- Goal:
Format every row below as a JSON list of strings, with one string for each line and any blank lines omitted.

* start Data for this task *

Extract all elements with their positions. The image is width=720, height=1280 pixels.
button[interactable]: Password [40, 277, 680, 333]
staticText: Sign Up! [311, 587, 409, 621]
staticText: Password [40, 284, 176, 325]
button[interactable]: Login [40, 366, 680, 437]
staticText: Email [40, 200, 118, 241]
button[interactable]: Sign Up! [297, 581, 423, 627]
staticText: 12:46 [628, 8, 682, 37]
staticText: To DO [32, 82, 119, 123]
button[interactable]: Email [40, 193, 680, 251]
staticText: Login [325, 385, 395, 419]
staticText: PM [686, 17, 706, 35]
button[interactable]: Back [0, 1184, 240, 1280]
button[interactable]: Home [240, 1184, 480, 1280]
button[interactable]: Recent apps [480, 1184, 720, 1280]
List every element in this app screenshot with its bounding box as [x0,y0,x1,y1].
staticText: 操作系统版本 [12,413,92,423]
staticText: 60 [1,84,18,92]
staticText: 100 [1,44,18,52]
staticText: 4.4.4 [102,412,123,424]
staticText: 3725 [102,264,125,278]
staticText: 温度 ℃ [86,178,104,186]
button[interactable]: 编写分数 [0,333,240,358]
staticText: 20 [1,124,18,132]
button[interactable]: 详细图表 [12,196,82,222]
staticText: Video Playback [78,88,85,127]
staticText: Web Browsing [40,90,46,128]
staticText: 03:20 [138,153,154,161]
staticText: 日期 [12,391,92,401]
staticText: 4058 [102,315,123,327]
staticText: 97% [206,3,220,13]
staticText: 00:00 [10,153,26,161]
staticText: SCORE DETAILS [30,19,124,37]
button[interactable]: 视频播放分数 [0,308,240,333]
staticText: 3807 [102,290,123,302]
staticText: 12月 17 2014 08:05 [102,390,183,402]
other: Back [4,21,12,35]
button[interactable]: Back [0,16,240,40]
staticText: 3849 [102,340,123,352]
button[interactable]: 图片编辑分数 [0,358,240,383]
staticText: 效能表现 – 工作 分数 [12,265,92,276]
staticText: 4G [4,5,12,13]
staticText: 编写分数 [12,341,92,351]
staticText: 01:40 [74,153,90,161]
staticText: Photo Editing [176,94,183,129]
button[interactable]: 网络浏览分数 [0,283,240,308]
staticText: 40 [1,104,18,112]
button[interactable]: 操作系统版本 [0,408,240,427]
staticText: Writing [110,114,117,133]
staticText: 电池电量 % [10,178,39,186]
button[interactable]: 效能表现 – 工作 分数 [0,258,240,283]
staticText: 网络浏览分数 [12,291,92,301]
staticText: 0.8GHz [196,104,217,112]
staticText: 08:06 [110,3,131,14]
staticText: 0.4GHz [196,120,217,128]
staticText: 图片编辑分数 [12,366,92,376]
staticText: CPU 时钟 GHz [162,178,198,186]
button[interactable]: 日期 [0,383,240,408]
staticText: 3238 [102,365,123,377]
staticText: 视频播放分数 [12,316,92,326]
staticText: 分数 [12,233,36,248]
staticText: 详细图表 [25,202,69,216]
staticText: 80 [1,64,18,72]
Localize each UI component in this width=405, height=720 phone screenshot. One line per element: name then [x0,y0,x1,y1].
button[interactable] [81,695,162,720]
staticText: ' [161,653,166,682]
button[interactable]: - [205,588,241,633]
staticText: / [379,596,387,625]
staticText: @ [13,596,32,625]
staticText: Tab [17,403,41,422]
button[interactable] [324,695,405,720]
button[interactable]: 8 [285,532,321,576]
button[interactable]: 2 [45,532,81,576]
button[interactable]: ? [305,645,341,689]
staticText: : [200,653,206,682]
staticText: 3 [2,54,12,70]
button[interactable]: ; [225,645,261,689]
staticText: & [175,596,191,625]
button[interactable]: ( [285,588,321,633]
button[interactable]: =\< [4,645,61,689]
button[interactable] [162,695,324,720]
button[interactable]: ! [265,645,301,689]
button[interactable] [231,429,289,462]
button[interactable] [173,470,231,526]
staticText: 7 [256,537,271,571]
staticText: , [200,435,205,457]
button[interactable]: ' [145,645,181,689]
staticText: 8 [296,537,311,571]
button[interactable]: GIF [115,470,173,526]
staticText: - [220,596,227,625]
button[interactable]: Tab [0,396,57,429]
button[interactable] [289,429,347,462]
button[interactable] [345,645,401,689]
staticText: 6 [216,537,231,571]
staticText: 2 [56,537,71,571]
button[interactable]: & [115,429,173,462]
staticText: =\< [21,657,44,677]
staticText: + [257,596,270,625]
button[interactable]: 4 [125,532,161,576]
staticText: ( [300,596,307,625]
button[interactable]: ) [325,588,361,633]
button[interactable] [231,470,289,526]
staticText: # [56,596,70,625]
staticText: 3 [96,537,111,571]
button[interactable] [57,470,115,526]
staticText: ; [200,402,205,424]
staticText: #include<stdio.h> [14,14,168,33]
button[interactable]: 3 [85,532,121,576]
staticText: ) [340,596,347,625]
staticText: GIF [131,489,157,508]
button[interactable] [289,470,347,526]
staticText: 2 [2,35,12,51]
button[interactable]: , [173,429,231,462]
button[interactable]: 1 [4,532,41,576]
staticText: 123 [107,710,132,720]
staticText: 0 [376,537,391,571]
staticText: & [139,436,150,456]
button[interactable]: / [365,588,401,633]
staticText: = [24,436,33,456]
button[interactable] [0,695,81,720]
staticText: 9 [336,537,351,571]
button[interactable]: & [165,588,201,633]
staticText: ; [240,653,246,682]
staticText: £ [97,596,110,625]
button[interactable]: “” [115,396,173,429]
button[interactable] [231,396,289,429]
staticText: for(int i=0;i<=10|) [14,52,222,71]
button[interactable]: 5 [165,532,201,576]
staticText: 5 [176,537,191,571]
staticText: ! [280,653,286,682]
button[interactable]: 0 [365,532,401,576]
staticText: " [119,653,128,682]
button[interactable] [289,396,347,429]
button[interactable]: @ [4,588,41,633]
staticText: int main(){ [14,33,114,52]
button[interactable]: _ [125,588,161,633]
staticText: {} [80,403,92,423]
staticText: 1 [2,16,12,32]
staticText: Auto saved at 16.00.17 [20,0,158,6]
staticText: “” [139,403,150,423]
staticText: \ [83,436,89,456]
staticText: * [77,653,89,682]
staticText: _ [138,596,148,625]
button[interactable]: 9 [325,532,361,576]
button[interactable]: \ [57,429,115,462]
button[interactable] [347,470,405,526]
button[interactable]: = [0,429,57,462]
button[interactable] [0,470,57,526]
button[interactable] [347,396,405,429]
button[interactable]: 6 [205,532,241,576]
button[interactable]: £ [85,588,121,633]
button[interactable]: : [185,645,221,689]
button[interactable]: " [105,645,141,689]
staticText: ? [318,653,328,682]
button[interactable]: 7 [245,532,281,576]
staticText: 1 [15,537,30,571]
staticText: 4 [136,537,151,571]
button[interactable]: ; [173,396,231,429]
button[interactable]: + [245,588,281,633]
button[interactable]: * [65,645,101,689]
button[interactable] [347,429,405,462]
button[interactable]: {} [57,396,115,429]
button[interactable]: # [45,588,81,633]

* end Data for this task *

- Full answer:
[
  "Extract all elements with their positions. The image is width=720, height=1280 pixels.",
  "button[interactable]: Password [40, 277, 680, 333]",
  "staticText: Sign Up! [311, 587, 409, 621]",
  "staticText: Password [40, 284, 176, 325]",
  "button[interactable]: Login [40, 366, 680, 437]",
  "staticText: Email [40, 200, 118, 241]",
  "button[interactable]: Sign Up! [297, 581, 423, 627]",
  "staticText: 12:46 [628, 8, 682, 37]",
  "staticText: To DO [32, 82, 119, 123]",
  "button[interactable]: Email [40, 193, 680, 251]",
  "staticText: Login [325, 385, 395, 419]",
  "staticText: PM [686, 17, 706, 35]",
  "button[interactable]: Back [0, 1184, 240, 1280]",
  "button[interactable]: Home [240, 1184, 480, 1280]",
  "button[interactable]: Recent apps [480, 1184, 720, 1280]",
  "List every element in this app screenshot with its bounding box as [x0,y0,x1,y1].",
  "staticText: 操作系统版本 [12,413,92,423]",
  "staticText: 60 [1,84,18,92]",
  "staticText: 100 [1,44,18,52]",
  "staticText: 4.4.4 [102,412,123,424]",
  "staticText: 3725 [102,264,125,278]",
  "staticText: 温度 ℃ [86,178,104,186]",
  "button[interactable]: 编写分数 [0,333,240,358]",
  "staticText: 20 [1,124,18,132]",
  "button[interactable]: 详细图表 [12,196,82,222]",
  "staticText: Video Playback [78,88,85,127]",
  "staticText: Web Browsing [40,90,46,128]",
  "staticText: 03:20 [138,153,154,161]",
  "staticText: 日期 [12,391,92,401]",
  "staticText: 4058 [102,315,123,327]",
  "staticText: 97% [206,3,220,13]",
  "staticText: 00:00 [10,153,26,161]",
  "staticText: SCORE DETAILS [30,19,124,37]",
  "button[interactable]: 视频播放分数 [0,308,240,333]",
  "staticText: 3807 [102,290,123,302]",
  "staticText: 12月 17 2014 08:05 [102,390,183,402]",
  "other: Back [4,21,12,35]",
  "button[interactable]: Back [0,16,240,40]",
  "staticText: 3849 [102,340,123,352]",
  "button[interactable]: 图片编辑分数 [0,358,240,383]",
  "staticText: 效能表现 – 工作 分数 [12,265,92,276]",
  "staticText: 4G [4,5,12,13]",
  "staticText: 编写分数 [12,341,92,351]",
  "staticText: 01:40 [74,153,90,161]",
  "staticText: Photo Editing [176,94,183,129]",
  "button[interactable]: 网络浏览分数 [0,283,240,308]",
  "staticText: 40 [1,104,18,112]",
  "button[interactable]: 操作系统版本 [0,408,240,427]",
  "staticText: Writing [110,114,117,133]",
  "staticText: 电池电量 % [10,178,39,186]",
  "button[interactable]: 效能表现 – 工作 分数 [0,258,240,283]",
  "staticText: 网络浏览分数 [12,291,92,301]",
  "staticText: 0.8GHz [196,104,217,112]",
  "staticText: 08:06 [110,3,131,14]",
  "staticText: 0.4GHz [196,120,217,128]",
  "staticText: 图片编辑分数 [12,366,92,376]",
  "staticText: CPU 时钟 GHz [162,178,198,186]",
  "button[interactable]: 日期 [0,383,240,408]",
  "staticText: 3238 [102,365,123,377]",
  "staticText: 视频播放分数 [12,316,92,326]",
  "staticText: 分数 [12,233,36,248]",
  "staticText: 详细图表 [25,202,69,216]",
  "staticText: 80 [1,64,18,72]",
  "Localize each UI component in this width=405, height=720 phone screenshot. One line per element: name then [x0,y0,x1,y1].",
  "button[interactable] [81,695,162,720]",
  "staticText: ' [161,653,166,682]",
  "button[interactable]: - [205,588,241,633]",
  "staticText: / [379,596,387,625]",
  "staticText: @ [13,596,32,625]",
  "staticText: Tab [17,403,41,422]",
  "button[interactable] [324,695,405,720]",
  "button[interactable]: 8 [285,532,321,576]",
  "button[interactable]: 2 [45,532,81,576]",
  "button[interactable]: ? [305,645,341,689]",
  "staticText: : [200,653,206,682]",
  "staticText: 3 [2,54,12,70]",
  "button[interactable]: ; [225,645,261,689]",
  "staticText: & [175,596,191,625]",
  "button[interactable]: ( [285,588,321,633]",
  "button[interactable]: =\\< [4,645,61,689]",
  "button[interactable] [162,695,324,720]",
  "button[interactable]: ! [265,645,301,689]",
  "button[interactable] [231,429,289,462]",
  "button[interactable] [173,470,231,526]",
  "staticText: 7 [256,537,271,571]",
  "staticText: , [200,435,205,457]",
  "button[interactable]: ' [145,645,181,689]",
  "staticText: 8 [296,537,311,571]",
  "button[interactable]: GIF [115,470,173,526]",
  "staticText: - [220,596,227,625]",
  "button[interactable]: Tab [0,396,57,429]",
  "button[interactable] [289,429,347,462]",
  "button[interactable] [345,645,401,689]",
  "staticText: 6 [216,537,231,571]",
  "staticText: 2 [56,537,71,571]",
  "button[interactable]: & [115,429,173,462]",
  "staticText: =\\< [21,657,44,677]",
  "staticText: + [257,596,270,625]",
  "button[interactable]: 4 [125,532,161,576]",
  "staticText: ( [300,596,307,625]",
  "button[interactable]: ) [325,588,361,633]",
  "button[interactable] [231,470,289,526]",
  "staticText: # [56,596,70,625]",
  "staticText: 3 [96,537,111,571]",
  "button[interactable] [57,470,115,526]",
  "staticText: ; [200,402,205,424]",
  "staticText: #include<stdio.h> [14,14,168,33]",
  "button[interactable]: 3 [85,532,121,576]",
  "staticText: ) [340,596,347,625]",
  "staticText: GIF [131,489,157,508]",
  "button[interactable] [289,470,347,526]",
  "staticText: 2 [2,35,12,51]",
  "button[interactable]: , [173,429,231,462]",
  "button[interactable]: 1 [4,532,41,576]",
  "staticText: 123 [107,710,132,720]",
  "staticText: 0 [376,537,391,571]",
  "staticText: & [139,436,150,456]",
  "button[interactable]: / [365,588,401,633]",
  "staticText: = [24,436,33,456]",
  "button[interactable] [0,695,81,720]",
  "staticText: 9 [336,537,351,571]",
  "button[interactable]: & [165,588,201,633]",
  "staticText: ; [240,653,246,682]",
  "staticText: £ [97,596,110,625]",
  "button[interactable]: “” [115,396,173,429]",
  "button[interactable] [231,396,289,429]",
  "staticText: for(int i=0;i<=10|) [14,52,222,71]",
  "button[interactable]: 5 [165,532,201,576]",
  "staticText: 5 [176,537,191,571]",
  "staticText: ! [280,653,286,682]",
  "button[interactable]: 0 [365,532,401,576]",
  "staticText: \" [119,653,128,682]",
  "button[interactable] [289,396,347,429]",
  "button[interactable]: @ [4,588,41,633]",
  "staticText: int main(){ [14,33,114,52]",
  "button[interactable]: _ [125,588,161,633]",
  "staticText: {} [80,403,92,423]",
  "staticText: 1 [2,16,12,32]",
  "staticText: Auto saved at 16.00.17 [20,0,158,6]",
  "staticText: “” [139,403,150,423]",
  "staticText: \\ [83,436,89,456]",
  "staticText: * [77,653,89,682]",
  "staticText: _ [138,596,148,625]",
  "button[interactable]: 9 [325,532,361,576]",
  "button[interactable]: \\ [57,429,115,462]",
  "button[interactable] [347,470,405,526]",
  "button[interactable]: = [0,429,57,462]",
  "button[interactable] [0,470,57,526]",
  "button[interactable] [347,396,405,429]",
  "button[interactable]: 6 [205,532,241,576]",
  "button[interactable]: £ [85,588,121,633]",
  "button[interactable]: : [185,645,221,689]",
  "button[interactable]: \" [105,645,141,689]",
  "staticText: ? [318,653,328,682]",
  "button[interactable]: 7 [245,532,281,576]",
  "staticText: 1 [15,537,30,571]",
  "staticText: 4 [136,537,151,571]",
  "button[interactable]: ; [173,396,231,429]",
  "button[interactable]: + [245,588,281,633]",
  "button[interactable]: * [65,645,101,689]",
  "button[interactable] [347,429,405,462]",
  "button[interactable]: {} [57,396,115,429]",
  "button[interactable]: # [45,588,81,633]"
]